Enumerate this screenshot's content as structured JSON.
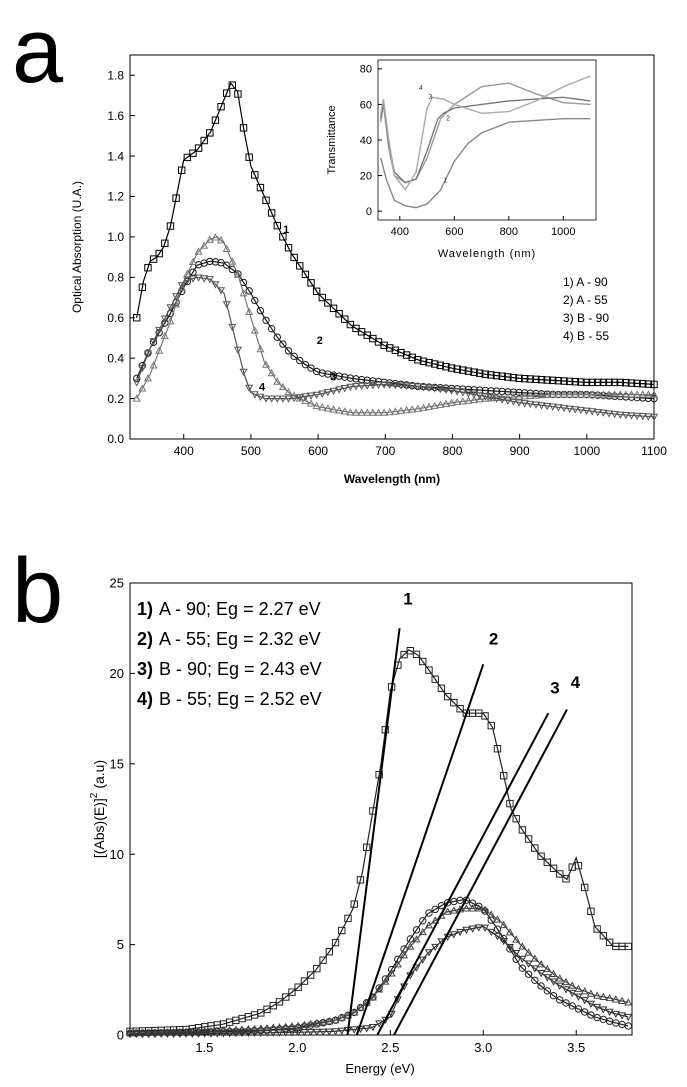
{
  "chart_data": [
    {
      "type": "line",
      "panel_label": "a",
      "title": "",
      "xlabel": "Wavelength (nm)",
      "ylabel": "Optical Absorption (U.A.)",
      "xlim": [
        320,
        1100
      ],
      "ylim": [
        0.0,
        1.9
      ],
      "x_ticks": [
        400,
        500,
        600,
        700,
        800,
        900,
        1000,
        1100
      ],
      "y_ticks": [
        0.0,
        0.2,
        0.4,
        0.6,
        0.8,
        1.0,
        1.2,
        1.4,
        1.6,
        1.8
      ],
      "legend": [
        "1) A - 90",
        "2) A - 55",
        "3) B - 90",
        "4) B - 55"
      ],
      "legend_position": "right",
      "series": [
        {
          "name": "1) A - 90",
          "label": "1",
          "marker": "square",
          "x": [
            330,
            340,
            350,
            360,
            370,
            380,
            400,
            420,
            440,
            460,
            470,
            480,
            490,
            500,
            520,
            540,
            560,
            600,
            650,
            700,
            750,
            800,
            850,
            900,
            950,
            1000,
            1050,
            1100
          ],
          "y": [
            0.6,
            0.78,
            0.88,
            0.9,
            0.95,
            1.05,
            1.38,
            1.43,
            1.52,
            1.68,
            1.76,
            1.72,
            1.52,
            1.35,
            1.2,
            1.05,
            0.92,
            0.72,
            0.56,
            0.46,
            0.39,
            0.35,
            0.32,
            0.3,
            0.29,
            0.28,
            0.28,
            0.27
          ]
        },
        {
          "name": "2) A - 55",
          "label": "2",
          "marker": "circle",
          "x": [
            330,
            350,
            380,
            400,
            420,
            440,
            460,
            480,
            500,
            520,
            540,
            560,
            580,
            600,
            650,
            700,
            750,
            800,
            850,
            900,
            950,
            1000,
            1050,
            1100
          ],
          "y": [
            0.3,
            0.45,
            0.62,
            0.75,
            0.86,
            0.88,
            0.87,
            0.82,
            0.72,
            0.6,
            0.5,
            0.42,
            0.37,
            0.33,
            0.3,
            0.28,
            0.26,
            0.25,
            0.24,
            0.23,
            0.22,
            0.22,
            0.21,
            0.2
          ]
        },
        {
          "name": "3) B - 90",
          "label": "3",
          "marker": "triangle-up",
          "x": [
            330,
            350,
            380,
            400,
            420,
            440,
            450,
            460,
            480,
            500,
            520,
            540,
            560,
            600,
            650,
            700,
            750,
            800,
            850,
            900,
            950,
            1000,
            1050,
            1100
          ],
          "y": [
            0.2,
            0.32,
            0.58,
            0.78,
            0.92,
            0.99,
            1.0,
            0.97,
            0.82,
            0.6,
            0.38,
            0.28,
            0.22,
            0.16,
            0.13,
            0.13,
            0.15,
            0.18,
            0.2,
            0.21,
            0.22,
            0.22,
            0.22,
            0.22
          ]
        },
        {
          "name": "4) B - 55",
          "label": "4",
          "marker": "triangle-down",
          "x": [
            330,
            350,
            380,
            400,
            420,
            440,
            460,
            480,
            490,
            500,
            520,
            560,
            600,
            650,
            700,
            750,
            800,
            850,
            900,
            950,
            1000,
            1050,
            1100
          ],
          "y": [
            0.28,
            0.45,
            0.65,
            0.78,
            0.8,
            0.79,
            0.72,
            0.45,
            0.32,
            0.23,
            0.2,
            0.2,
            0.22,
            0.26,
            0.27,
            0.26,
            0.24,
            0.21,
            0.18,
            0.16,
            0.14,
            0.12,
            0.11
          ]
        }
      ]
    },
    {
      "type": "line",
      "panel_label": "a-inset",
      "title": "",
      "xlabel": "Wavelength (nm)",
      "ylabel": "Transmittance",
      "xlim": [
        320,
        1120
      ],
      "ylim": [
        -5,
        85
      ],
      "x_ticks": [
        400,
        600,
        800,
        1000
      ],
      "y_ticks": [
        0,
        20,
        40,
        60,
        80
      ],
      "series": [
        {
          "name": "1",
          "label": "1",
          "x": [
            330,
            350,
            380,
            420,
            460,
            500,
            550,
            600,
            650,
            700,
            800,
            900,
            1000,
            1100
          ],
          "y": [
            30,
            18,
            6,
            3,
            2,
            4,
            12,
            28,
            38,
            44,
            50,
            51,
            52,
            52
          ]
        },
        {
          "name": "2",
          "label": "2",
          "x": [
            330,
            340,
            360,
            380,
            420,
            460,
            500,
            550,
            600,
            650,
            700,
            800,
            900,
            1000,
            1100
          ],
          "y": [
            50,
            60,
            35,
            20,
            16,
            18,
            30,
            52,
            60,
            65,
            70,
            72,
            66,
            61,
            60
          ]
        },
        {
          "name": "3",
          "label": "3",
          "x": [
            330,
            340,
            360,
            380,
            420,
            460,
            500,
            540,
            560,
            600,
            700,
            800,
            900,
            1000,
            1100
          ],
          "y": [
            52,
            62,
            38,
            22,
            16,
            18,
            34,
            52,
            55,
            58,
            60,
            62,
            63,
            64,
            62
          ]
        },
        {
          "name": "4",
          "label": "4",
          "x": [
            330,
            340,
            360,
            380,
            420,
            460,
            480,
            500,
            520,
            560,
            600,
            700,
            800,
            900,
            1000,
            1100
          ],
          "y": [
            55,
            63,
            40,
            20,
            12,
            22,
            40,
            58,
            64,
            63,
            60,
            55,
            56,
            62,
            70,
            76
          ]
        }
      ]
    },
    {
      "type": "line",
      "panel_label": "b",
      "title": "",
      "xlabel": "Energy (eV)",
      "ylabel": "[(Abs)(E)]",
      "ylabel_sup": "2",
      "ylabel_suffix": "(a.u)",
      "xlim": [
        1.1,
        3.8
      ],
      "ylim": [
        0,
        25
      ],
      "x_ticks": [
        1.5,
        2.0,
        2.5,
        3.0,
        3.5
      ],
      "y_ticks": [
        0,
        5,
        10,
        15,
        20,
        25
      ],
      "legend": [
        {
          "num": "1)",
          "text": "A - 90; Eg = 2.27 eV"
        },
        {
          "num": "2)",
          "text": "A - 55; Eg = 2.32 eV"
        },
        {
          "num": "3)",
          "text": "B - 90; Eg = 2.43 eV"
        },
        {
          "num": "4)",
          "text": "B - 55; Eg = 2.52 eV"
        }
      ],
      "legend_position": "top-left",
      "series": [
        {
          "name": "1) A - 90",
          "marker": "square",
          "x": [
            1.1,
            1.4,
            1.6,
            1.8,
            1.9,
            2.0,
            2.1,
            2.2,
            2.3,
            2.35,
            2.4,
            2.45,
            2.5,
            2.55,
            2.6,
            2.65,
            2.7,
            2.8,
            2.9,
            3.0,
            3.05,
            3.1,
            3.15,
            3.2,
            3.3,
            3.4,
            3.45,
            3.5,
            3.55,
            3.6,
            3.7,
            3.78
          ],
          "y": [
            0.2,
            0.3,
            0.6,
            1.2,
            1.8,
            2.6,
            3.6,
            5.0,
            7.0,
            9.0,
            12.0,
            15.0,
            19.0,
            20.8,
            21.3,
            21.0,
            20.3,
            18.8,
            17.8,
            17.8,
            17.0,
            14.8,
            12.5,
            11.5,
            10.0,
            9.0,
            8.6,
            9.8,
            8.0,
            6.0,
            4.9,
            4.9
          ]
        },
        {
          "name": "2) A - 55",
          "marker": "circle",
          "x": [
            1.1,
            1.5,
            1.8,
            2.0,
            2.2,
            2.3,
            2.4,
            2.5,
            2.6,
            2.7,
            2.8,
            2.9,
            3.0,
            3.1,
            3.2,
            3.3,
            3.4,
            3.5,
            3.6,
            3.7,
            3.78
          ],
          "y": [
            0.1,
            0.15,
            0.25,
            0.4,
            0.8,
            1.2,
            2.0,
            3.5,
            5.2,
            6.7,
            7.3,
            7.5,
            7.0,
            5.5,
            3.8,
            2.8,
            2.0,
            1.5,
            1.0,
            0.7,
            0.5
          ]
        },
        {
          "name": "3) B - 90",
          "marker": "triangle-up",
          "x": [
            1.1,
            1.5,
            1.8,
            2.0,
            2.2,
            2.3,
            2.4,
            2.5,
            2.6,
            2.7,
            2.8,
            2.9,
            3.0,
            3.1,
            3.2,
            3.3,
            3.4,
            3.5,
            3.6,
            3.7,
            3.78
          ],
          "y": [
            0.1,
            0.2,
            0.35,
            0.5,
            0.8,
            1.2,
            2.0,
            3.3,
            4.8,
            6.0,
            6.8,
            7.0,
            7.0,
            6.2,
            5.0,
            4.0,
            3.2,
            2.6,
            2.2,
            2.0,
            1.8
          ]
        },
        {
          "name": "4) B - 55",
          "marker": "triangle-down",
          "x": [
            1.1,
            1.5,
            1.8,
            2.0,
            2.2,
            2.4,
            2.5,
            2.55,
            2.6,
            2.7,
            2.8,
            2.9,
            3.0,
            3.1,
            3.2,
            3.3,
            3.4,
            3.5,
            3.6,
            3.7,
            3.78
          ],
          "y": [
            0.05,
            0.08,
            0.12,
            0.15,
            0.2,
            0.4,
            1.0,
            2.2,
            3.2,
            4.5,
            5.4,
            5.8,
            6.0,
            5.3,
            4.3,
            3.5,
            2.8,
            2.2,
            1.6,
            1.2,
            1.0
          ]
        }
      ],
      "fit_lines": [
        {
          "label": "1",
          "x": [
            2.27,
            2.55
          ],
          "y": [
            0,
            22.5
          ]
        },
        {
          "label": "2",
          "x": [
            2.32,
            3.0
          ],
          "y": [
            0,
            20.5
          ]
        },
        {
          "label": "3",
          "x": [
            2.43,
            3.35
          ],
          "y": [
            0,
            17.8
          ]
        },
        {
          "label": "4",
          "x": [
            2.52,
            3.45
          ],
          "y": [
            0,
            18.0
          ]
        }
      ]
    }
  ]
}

● ● ● ● ● ● ●

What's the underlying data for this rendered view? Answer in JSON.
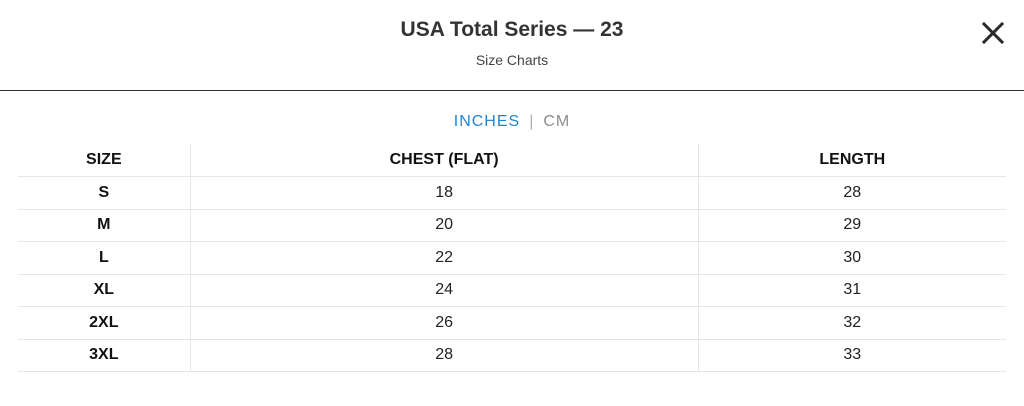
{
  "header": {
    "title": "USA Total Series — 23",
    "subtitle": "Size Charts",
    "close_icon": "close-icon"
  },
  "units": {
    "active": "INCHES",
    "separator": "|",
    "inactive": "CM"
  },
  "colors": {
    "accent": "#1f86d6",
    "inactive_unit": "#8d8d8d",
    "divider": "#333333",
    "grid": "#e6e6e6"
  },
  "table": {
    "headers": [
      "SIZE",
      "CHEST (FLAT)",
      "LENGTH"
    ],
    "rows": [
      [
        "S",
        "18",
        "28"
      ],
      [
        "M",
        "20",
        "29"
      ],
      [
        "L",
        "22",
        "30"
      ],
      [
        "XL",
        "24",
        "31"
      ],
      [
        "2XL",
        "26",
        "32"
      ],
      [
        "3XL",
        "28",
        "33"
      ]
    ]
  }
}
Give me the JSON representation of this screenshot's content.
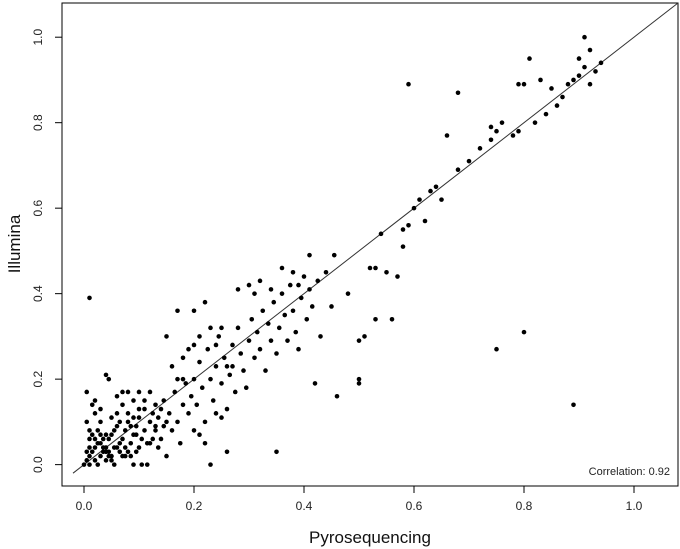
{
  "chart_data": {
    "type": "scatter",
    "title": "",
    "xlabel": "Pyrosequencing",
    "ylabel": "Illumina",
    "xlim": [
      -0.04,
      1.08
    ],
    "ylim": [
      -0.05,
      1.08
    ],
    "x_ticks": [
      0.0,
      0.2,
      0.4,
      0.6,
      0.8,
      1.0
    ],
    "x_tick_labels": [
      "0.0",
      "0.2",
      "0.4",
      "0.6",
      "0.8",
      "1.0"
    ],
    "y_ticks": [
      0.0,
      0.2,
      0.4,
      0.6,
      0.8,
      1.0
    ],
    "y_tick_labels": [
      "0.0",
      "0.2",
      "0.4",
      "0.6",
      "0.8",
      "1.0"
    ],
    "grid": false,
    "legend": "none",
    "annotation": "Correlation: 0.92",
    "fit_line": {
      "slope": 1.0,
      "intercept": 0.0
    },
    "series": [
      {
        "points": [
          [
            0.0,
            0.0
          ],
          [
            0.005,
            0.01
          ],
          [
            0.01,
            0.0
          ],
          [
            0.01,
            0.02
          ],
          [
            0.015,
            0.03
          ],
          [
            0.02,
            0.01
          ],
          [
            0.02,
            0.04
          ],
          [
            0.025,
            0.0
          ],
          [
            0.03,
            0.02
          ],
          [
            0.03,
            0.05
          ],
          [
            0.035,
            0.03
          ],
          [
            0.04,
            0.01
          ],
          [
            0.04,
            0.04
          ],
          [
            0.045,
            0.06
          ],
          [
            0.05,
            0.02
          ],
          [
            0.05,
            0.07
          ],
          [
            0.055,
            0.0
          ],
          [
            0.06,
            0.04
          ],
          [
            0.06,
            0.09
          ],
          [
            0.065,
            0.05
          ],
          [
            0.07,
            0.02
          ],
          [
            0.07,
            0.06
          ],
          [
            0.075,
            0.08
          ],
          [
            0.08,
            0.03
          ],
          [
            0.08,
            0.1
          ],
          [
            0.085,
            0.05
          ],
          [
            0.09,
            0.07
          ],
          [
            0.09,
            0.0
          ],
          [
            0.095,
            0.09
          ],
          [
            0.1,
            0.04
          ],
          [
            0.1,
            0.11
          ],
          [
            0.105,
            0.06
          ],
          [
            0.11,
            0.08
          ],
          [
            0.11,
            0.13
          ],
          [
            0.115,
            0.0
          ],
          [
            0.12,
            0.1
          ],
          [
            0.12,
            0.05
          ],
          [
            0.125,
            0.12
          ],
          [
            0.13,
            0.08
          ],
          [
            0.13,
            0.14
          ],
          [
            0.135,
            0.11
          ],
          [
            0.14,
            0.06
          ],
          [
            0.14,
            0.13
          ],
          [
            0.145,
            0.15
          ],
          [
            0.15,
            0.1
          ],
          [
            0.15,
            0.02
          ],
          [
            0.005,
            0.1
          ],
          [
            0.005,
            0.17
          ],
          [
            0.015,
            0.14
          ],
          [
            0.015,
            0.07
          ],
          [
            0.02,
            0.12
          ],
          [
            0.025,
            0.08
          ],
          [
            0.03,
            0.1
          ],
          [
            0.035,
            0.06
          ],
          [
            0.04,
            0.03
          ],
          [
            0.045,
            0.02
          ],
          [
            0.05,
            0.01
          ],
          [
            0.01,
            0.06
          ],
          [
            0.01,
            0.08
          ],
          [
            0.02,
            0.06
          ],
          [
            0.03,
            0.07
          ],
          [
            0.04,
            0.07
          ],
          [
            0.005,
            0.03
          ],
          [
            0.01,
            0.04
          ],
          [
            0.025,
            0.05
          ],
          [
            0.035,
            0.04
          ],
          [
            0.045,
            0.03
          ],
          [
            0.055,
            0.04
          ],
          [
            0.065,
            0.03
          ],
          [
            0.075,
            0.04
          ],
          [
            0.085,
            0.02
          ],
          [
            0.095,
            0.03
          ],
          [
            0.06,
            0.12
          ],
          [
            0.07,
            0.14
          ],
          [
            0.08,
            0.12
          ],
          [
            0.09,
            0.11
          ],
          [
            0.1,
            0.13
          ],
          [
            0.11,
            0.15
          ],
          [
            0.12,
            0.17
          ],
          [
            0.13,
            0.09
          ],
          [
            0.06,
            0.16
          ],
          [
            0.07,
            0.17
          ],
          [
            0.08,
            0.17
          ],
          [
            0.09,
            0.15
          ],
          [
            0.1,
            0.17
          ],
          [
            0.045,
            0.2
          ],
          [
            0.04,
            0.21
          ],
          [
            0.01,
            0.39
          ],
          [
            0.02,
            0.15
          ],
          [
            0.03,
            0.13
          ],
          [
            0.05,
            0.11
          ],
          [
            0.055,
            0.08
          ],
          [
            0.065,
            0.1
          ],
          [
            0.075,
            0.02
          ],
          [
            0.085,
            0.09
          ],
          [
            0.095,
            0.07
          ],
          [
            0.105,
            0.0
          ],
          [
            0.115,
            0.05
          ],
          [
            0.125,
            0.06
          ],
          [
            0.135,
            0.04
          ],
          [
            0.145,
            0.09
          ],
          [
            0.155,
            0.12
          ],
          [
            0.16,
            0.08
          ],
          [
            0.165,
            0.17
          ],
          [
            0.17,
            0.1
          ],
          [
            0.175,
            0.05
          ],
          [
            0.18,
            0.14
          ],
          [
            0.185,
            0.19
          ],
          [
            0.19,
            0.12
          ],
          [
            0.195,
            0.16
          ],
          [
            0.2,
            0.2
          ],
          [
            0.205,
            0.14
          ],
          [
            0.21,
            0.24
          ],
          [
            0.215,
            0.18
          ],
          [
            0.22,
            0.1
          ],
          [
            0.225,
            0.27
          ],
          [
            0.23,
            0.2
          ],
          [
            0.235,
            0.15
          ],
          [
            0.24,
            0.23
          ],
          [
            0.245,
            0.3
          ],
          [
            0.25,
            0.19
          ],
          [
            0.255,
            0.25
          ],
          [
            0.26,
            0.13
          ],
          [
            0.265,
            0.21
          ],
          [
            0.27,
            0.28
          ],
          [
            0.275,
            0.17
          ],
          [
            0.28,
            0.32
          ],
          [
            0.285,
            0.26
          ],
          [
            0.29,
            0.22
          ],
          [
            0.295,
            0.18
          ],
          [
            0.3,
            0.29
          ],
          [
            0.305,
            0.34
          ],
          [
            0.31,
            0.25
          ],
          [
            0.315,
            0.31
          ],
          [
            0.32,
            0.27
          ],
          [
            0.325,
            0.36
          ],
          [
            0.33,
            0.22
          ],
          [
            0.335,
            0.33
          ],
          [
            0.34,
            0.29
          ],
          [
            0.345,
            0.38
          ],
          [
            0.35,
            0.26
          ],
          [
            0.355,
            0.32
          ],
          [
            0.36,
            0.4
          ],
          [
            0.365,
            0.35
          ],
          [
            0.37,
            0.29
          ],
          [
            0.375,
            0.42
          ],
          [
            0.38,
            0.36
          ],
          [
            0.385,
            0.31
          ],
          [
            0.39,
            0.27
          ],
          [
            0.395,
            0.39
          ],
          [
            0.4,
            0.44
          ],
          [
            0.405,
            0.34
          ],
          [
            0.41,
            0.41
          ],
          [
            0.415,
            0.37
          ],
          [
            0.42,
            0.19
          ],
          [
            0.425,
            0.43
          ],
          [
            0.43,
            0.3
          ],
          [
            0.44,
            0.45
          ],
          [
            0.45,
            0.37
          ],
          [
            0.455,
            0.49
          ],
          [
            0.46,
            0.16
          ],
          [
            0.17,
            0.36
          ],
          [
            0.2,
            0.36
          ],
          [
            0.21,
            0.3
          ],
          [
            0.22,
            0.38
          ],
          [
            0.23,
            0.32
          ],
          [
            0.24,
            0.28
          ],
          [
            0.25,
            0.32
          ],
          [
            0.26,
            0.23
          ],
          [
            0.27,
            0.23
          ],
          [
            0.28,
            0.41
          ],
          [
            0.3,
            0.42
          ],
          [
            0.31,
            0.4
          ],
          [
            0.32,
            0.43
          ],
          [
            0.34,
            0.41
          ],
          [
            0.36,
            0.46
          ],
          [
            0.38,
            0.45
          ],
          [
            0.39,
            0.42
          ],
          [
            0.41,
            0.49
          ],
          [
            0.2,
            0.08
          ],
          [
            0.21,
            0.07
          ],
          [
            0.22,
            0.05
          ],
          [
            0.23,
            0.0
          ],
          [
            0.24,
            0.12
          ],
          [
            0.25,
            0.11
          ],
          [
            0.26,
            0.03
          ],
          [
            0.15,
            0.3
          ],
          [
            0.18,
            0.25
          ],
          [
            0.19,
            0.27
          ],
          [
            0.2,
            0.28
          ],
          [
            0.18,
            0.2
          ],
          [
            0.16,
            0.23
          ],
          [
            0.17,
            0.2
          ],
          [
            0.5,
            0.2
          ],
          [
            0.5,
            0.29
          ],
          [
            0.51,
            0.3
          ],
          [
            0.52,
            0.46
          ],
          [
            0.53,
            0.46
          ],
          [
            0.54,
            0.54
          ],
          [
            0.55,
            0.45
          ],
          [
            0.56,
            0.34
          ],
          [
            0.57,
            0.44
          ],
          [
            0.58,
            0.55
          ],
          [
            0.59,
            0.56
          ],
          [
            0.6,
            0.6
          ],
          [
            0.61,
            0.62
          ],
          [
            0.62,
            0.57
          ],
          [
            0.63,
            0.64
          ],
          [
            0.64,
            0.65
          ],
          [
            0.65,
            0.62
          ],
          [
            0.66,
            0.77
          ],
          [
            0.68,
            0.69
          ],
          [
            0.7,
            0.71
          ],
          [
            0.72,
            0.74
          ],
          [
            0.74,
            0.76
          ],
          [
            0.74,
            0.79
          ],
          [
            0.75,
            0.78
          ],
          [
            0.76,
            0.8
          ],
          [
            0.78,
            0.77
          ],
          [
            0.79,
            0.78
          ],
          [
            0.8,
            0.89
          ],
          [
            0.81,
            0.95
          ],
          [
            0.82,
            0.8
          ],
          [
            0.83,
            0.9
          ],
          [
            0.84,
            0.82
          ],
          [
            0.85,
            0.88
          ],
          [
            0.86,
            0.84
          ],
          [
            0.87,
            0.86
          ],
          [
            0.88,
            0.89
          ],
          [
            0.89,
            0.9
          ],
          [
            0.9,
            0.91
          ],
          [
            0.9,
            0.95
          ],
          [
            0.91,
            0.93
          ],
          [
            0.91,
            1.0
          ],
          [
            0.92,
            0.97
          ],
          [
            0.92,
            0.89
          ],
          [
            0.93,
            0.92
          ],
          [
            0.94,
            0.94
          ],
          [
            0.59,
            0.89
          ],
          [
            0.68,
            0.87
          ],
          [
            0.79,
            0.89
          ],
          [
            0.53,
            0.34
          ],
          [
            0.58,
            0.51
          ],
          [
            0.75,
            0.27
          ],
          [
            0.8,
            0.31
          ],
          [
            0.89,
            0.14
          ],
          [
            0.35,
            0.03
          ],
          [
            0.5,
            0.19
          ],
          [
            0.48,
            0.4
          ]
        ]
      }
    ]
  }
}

● ● ● ● ● ● ●

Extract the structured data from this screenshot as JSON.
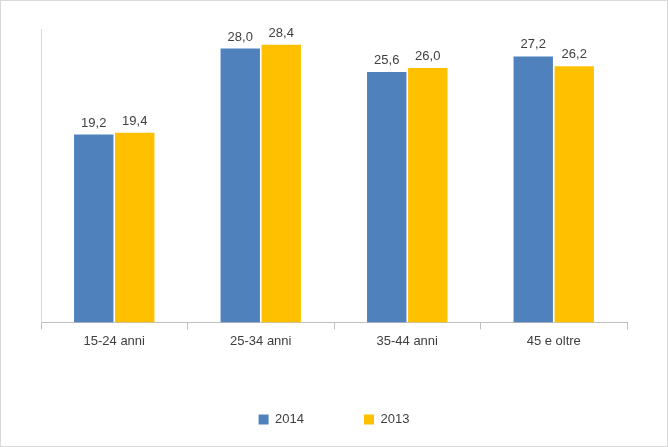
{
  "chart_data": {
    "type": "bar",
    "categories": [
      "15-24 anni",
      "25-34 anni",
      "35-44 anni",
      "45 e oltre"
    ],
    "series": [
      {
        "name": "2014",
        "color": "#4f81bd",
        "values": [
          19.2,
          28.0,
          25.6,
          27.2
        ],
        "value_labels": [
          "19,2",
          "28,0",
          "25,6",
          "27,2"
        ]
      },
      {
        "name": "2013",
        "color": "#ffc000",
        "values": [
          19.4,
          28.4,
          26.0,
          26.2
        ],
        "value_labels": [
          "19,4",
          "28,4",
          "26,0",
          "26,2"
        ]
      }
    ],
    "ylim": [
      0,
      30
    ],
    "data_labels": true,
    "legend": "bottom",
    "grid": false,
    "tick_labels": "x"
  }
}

● ● ● ● ● ● ●

#### YOUR INSTRUCTIONS:
List every line above that contains the word "this".

#### OUTPUT:
Enumerate this screenshot's content as structured JSON.
What's the underlying data for this rendered view? Answer in JSON.
Give me the JSON representation of this screenshot's content.
Extract the structured data from this screenshot as JSON.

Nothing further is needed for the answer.